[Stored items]
===

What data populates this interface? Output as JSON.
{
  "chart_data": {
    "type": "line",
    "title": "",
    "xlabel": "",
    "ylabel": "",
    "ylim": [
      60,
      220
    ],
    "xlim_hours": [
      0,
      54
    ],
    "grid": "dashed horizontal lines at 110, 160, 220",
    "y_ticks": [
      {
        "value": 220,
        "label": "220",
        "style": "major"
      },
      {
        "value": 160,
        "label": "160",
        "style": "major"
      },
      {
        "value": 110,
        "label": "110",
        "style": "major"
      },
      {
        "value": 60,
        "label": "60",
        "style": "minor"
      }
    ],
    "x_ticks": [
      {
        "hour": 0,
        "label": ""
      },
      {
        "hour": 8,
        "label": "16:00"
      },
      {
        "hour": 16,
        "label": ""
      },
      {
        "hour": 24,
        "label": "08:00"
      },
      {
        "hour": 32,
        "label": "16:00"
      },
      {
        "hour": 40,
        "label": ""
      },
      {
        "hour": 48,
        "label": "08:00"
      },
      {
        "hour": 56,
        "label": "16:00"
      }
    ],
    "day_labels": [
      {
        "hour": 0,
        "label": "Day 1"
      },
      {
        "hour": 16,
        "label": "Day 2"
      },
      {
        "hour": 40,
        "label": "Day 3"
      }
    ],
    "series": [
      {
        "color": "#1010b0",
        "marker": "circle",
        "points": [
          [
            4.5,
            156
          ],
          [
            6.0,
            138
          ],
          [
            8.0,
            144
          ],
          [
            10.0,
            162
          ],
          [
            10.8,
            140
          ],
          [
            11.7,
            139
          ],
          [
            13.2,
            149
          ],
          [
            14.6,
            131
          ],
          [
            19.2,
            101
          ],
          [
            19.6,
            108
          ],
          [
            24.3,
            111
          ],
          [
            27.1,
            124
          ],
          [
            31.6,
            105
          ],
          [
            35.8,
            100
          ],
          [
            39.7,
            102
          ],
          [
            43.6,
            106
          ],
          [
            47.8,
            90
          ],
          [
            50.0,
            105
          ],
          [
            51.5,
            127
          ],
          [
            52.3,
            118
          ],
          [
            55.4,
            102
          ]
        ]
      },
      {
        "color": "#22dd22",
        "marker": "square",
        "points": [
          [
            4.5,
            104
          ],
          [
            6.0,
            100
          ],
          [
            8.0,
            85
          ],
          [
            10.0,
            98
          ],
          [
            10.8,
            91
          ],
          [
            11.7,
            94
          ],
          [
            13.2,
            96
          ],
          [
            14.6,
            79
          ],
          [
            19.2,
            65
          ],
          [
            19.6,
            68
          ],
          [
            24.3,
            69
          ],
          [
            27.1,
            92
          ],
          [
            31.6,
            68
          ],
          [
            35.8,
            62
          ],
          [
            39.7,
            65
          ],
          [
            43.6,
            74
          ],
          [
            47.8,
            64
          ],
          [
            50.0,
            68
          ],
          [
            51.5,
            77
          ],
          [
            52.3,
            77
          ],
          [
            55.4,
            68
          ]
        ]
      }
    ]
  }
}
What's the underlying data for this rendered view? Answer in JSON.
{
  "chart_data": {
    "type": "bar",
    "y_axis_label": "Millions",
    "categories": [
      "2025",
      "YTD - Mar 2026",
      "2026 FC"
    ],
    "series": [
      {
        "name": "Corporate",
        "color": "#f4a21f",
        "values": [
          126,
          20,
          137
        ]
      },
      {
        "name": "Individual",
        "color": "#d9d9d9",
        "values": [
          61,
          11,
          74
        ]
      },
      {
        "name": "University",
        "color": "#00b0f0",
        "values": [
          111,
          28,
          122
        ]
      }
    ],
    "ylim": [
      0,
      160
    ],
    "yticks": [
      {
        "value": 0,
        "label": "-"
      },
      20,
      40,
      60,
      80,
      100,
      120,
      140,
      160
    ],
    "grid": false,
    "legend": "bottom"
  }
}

===

▶ [Given problem]: What needs duplicating is the run of lines from the one containing "What's the underlying" through the last line of the entries above, exact and complete.

▶ [Response to the task]:
What's the underlying data for this rendered view? Answer in JSON.
{
  "chart_data": {
    "type": "bar",
    "y_axis_label": "Millions",
    "categories": [
      "2025",
      "YTD - Mar 2026",
      "2026 FC"
    ],
    "series": [
      {
        "name": "Corporate",
        "color": "#f4a21f",
        "values": [
          126,
          20,
          137
        ]
      },
      {
        "name": "Individual",
        "color": "#d9d9d9",
        "values": [
          61,
          11,
          74
        ]
      },
      {
        "name": "University",
        "color": "#00b0f0",
        "values": [
          111,
          28,
          122
        ]
      }
    ],
    "ylim": [
      0,
      160
    ],
    "yticks": [
      {
        "value": 0,
        "label": "-"
      },
      20,
      40,
      60,
      80,
      100,
      120,
      140,
      160
    ],
    "grid": false,
    "legend": "bottom"
  }
}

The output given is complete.